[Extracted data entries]
--
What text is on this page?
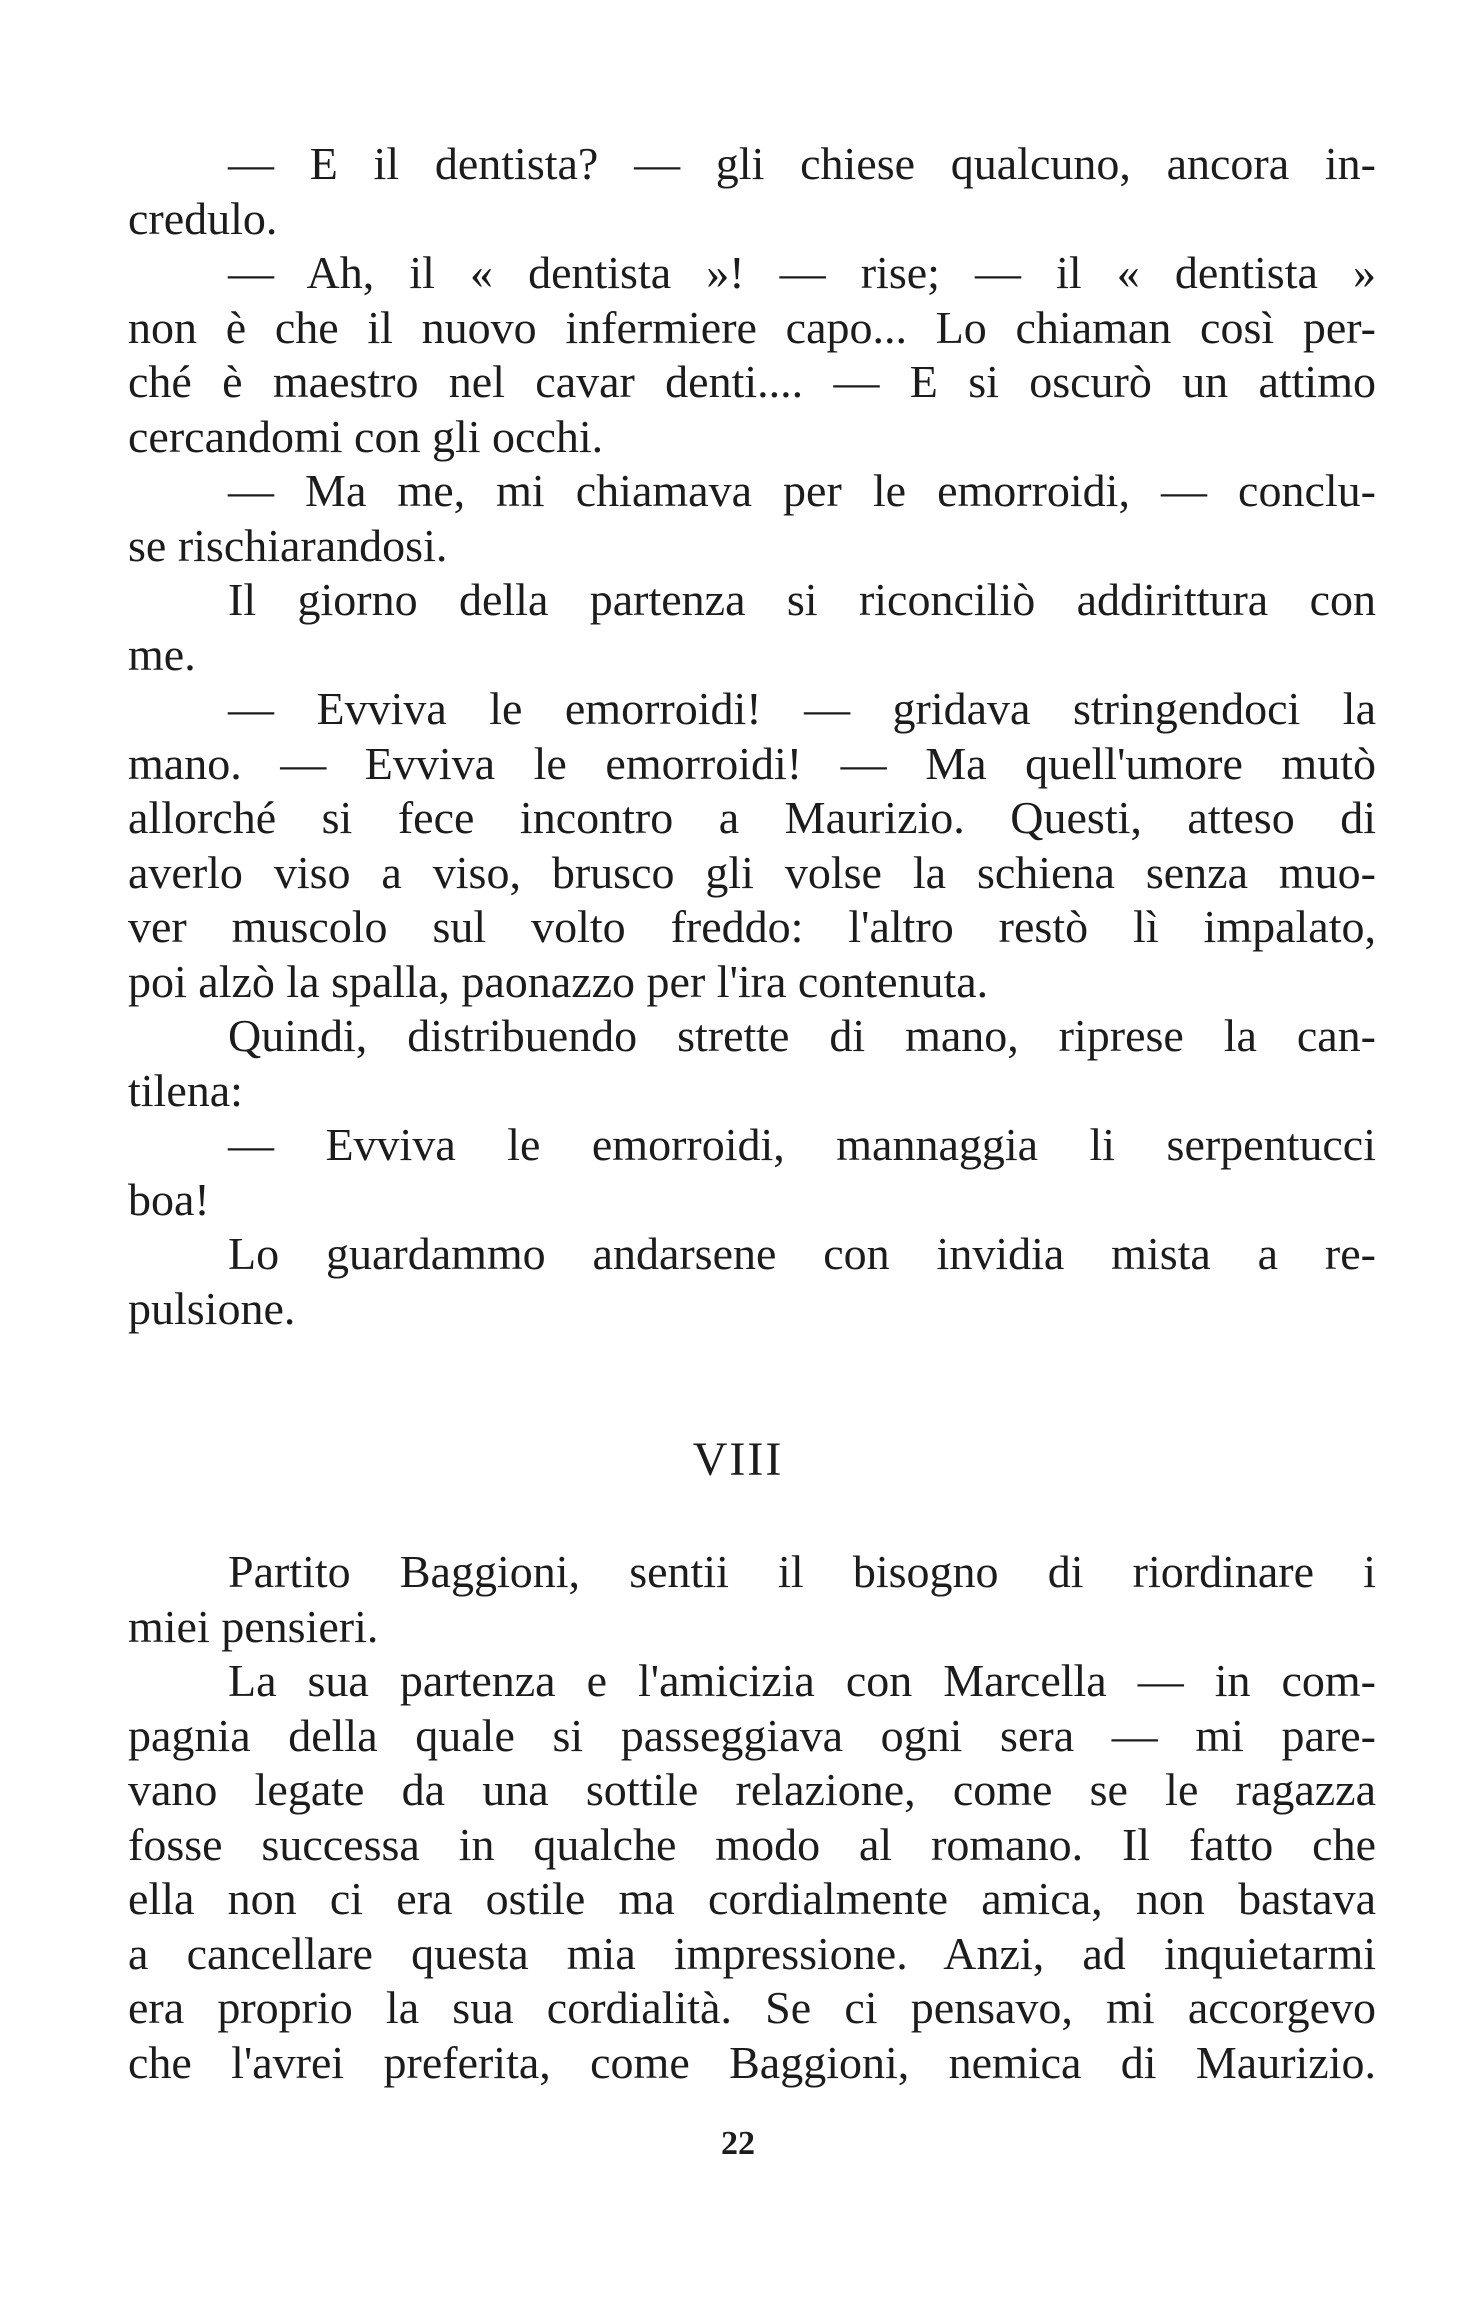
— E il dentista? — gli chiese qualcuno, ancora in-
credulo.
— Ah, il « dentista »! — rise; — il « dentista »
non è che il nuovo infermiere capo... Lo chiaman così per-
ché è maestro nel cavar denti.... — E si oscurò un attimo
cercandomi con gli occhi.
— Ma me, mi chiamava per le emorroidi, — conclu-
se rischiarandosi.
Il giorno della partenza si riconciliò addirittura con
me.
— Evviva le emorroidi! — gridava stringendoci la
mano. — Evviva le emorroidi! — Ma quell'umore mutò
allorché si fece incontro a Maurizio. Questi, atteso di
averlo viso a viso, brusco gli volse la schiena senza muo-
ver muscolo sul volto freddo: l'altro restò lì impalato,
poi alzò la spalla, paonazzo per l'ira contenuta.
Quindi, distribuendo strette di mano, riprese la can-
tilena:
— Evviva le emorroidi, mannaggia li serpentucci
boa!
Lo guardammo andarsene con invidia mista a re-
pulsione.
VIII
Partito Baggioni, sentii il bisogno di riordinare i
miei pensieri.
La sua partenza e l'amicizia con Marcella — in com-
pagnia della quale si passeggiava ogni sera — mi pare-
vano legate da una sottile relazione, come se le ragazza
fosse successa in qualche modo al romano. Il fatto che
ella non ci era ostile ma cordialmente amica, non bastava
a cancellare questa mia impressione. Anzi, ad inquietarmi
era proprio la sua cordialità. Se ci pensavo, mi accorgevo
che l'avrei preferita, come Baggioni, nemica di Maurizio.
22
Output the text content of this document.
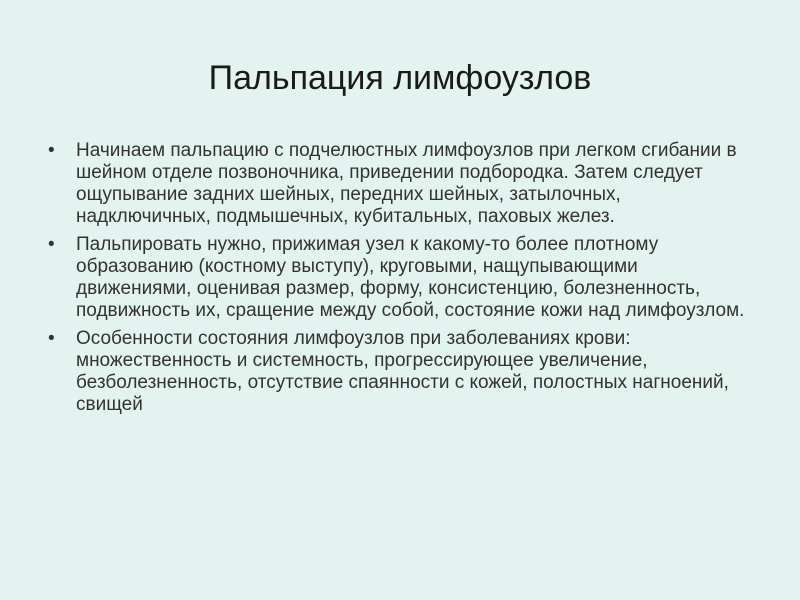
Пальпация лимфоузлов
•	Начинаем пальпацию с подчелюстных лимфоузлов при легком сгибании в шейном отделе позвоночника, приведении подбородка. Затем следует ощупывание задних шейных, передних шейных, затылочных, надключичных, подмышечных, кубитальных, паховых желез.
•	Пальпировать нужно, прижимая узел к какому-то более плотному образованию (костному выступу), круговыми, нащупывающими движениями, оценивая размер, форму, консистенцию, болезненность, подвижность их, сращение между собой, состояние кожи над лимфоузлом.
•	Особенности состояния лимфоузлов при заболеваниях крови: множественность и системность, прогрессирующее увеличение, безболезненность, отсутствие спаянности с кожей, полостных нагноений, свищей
--
Scan the records above for the string "Maurizio", then report every line that contains it.

allorché si fece incontro a Maurizio. Questi, atteso di
che l'avrei preferita, come Baggioni, nemica di Maurizio.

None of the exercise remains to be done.